**Prompt**. The exercise asks you to copy every line below in which "JSON" appears.

Figure contents as structured data
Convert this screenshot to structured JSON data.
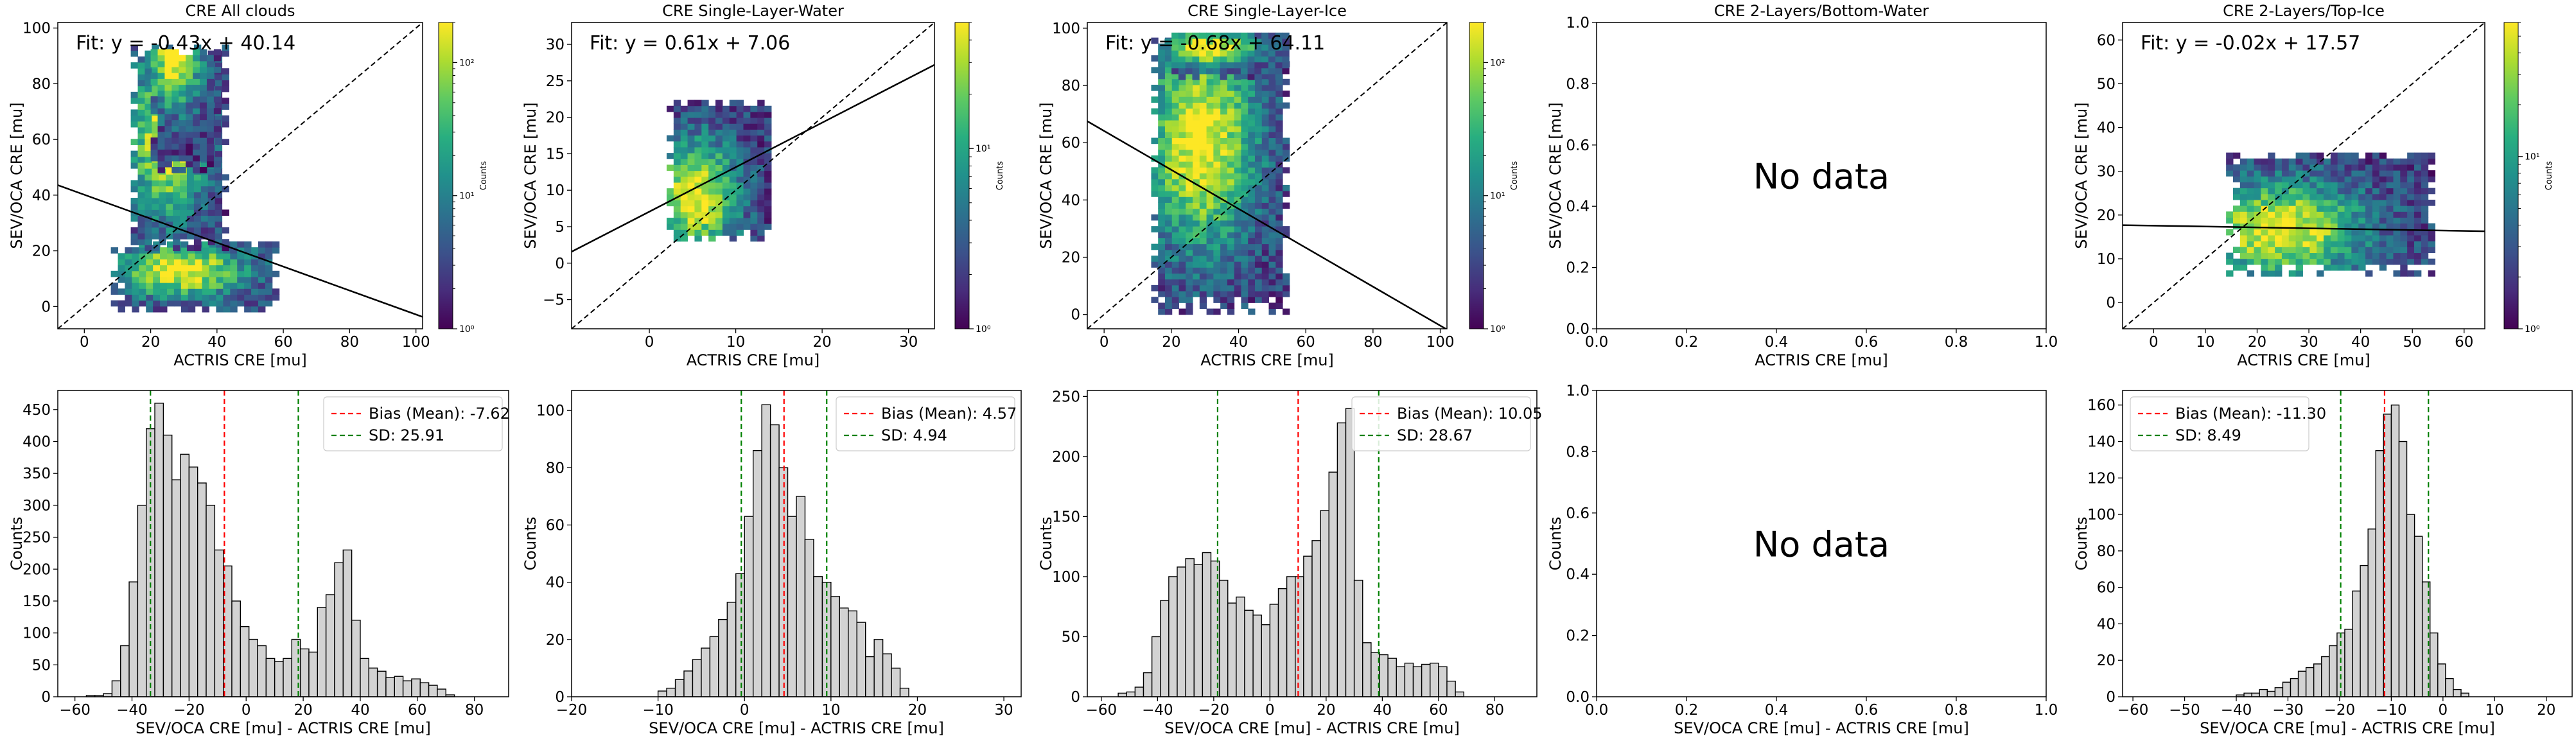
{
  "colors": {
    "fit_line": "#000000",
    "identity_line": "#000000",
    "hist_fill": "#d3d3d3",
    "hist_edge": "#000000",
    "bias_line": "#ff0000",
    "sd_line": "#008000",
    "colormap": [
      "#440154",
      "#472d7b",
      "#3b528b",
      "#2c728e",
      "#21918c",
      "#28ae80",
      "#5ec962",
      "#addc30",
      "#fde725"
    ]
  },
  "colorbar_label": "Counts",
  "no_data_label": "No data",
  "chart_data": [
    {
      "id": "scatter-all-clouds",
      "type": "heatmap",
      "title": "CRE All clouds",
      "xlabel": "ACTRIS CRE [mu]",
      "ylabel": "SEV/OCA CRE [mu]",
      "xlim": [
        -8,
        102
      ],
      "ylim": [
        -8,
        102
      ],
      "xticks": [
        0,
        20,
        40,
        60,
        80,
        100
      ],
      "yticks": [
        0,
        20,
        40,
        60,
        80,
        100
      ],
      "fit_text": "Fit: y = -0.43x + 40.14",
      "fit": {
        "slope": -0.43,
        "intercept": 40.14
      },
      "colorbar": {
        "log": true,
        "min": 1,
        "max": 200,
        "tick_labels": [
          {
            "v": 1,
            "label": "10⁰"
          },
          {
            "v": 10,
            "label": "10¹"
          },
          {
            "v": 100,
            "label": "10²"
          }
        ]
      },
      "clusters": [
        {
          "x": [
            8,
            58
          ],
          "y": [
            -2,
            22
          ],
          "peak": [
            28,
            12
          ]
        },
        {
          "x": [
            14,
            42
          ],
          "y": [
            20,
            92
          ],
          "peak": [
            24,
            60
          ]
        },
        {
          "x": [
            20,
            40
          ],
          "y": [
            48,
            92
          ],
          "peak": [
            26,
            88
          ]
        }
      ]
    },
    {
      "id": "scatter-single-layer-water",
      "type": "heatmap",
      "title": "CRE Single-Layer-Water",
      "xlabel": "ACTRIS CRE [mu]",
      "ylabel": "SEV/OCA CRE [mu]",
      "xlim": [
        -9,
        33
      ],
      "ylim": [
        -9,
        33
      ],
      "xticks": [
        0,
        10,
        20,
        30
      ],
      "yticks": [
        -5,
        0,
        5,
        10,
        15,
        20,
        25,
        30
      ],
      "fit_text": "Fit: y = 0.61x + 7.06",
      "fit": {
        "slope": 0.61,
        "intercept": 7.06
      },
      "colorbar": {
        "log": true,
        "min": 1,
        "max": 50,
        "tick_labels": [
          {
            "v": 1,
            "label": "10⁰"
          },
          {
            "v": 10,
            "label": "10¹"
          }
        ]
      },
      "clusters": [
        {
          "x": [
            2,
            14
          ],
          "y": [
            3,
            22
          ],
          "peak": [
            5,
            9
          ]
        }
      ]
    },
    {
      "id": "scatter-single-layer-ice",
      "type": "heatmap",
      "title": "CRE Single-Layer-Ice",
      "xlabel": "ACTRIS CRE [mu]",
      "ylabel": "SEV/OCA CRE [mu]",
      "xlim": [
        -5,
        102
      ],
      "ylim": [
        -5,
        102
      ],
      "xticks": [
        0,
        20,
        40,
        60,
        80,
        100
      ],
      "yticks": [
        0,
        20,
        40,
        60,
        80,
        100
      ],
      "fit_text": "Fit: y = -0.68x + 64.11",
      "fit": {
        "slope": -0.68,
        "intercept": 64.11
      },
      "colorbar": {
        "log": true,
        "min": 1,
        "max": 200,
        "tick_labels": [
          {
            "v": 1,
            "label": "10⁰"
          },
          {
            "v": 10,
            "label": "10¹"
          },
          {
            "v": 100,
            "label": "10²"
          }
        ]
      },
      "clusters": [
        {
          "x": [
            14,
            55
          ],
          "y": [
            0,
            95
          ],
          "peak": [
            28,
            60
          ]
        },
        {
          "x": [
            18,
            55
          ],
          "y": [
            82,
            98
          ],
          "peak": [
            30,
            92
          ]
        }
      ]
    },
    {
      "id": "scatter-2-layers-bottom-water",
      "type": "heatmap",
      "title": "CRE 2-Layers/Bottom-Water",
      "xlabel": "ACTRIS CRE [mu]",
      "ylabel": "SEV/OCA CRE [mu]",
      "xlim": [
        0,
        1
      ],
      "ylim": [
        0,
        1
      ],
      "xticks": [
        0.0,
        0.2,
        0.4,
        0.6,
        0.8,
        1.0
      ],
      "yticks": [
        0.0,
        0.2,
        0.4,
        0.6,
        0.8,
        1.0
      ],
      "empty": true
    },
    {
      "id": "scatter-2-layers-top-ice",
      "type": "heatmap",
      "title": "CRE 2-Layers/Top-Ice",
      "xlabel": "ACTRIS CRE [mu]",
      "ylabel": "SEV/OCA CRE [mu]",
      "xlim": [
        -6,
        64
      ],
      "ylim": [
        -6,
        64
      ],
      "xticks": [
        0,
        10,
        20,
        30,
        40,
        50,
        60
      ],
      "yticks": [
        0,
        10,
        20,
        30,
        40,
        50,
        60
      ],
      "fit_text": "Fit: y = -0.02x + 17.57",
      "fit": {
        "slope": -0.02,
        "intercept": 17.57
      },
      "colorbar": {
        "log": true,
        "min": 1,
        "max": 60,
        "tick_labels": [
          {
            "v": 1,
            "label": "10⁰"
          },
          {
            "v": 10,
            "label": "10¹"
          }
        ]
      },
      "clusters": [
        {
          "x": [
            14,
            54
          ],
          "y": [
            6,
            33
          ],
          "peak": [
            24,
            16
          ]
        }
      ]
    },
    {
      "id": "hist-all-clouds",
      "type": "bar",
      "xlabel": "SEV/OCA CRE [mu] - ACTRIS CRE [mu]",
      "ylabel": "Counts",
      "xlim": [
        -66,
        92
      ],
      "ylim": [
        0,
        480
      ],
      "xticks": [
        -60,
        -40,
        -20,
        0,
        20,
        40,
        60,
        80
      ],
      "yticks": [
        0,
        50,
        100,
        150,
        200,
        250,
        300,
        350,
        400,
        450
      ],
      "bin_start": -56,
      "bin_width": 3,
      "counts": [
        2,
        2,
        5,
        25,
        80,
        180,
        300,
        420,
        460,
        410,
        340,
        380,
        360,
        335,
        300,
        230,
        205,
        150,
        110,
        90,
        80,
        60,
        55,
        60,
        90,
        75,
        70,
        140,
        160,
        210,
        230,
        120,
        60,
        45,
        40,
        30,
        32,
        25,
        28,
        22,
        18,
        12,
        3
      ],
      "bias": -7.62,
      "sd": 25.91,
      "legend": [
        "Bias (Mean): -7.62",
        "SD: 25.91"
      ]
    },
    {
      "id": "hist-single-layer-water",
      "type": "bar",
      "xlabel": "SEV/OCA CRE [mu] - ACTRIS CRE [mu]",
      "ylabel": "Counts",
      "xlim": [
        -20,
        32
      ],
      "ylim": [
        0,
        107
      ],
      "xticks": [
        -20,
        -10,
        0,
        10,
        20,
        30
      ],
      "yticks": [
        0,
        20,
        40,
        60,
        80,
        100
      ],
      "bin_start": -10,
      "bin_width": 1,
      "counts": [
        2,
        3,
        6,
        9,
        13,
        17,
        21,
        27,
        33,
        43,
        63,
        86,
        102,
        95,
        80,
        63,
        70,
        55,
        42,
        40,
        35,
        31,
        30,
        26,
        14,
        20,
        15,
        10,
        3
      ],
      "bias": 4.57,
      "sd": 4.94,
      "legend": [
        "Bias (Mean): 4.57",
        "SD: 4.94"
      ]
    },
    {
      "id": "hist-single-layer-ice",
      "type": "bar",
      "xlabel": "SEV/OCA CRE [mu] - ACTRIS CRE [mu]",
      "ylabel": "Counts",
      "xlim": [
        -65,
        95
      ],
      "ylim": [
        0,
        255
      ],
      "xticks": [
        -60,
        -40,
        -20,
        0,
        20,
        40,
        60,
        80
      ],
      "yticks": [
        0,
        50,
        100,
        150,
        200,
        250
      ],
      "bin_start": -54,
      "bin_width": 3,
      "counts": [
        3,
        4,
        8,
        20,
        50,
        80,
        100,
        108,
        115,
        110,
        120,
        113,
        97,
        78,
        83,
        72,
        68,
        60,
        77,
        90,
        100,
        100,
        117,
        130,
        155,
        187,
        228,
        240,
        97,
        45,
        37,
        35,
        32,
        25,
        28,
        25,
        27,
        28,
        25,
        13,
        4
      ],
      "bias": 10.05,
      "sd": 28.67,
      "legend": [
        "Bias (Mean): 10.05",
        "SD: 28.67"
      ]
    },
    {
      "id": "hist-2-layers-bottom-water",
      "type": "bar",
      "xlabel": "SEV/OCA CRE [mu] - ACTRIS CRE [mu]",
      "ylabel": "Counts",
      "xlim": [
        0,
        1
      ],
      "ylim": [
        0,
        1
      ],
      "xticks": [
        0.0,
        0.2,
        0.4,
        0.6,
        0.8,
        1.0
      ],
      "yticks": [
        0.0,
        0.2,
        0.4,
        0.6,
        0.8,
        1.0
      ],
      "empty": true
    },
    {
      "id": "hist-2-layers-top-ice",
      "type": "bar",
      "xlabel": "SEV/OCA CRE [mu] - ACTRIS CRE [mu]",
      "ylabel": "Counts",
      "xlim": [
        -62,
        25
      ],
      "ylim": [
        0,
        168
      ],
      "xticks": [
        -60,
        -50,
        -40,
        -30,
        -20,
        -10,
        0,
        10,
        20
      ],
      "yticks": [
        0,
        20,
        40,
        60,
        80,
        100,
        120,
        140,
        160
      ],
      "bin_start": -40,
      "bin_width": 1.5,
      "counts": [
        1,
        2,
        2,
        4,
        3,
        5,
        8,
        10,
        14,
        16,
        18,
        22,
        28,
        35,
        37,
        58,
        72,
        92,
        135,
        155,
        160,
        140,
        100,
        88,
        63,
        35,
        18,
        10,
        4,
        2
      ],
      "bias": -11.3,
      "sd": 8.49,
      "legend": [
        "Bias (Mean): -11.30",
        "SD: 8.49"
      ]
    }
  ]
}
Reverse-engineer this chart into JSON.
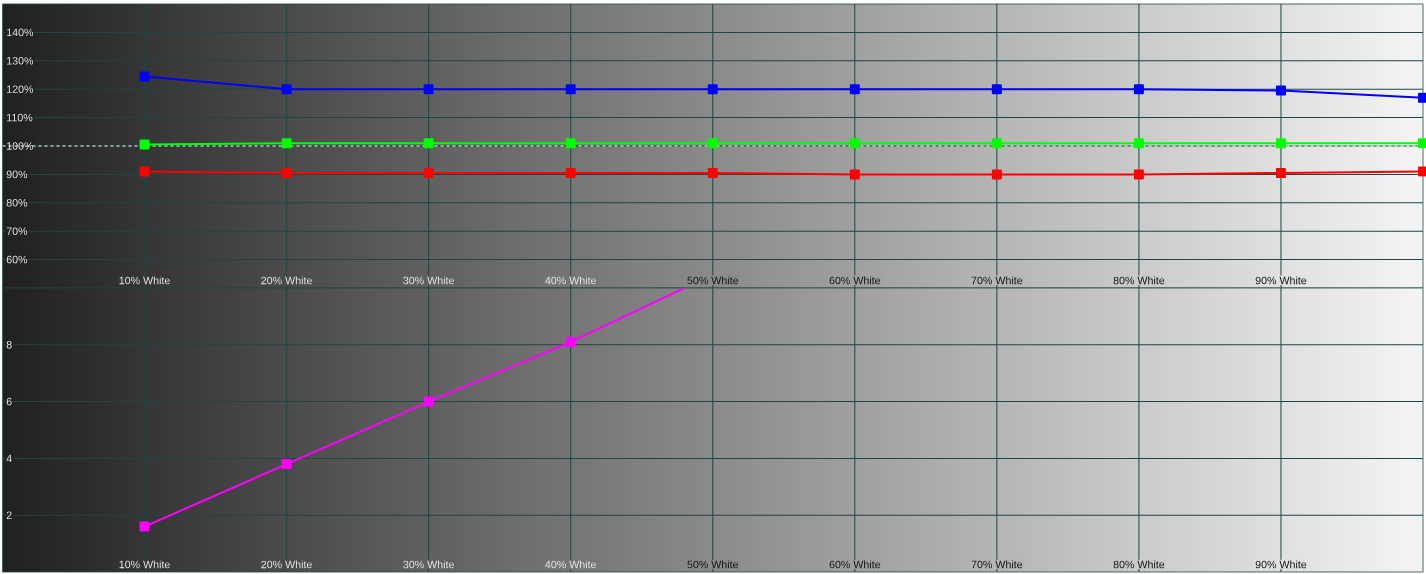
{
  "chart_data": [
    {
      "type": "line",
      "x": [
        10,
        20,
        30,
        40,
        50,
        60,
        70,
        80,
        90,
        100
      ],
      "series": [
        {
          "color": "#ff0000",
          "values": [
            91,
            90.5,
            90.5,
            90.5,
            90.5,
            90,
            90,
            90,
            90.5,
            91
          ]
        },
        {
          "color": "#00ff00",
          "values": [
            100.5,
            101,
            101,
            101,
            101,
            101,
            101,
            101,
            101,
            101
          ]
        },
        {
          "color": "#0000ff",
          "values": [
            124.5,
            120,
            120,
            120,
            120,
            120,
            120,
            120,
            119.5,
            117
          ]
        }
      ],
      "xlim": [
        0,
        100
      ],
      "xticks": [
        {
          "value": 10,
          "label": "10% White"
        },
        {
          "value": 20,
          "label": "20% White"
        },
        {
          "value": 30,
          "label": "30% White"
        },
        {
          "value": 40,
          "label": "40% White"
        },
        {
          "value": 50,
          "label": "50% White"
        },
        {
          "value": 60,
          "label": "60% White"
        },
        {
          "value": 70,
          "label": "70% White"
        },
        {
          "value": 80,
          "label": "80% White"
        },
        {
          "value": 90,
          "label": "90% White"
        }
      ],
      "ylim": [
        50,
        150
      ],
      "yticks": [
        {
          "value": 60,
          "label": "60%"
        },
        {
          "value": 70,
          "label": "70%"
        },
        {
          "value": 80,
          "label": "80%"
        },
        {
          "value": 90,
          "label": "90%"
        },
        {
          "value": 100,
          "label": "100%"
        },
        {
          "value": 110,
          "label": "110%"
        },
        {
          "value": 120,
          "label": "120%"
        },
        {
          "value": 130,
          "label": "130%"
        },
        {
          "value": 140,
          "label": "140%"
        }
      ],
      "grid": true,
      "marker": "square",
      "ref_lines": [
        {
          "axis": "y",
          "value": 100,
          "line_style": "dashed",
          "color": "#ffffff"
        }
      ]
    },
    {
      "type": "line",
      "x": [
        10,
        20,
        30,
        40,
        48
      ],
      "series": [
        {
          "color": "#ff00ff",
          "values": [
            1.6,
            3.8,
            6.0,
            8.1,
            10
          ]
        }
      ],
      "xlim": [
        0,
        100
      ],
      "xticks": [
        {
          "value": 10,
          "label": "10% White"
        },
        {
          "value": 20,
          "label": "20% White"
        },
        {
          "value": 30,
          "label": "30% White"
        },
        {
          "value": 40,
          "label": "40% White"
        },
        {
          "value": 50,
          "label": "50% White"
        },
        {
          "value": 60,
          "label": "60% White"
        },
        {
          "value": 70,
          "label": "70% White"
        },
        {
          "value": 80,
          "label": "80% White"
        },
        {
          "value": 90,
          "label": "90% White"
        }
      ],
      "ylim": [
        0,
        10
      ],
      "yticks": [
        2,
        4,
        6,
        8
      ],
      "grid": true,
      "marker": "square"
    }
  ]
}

**Result for this task**.
Convert this screenshot to structured JSON data.
Reverse-engineer this chart into JSON.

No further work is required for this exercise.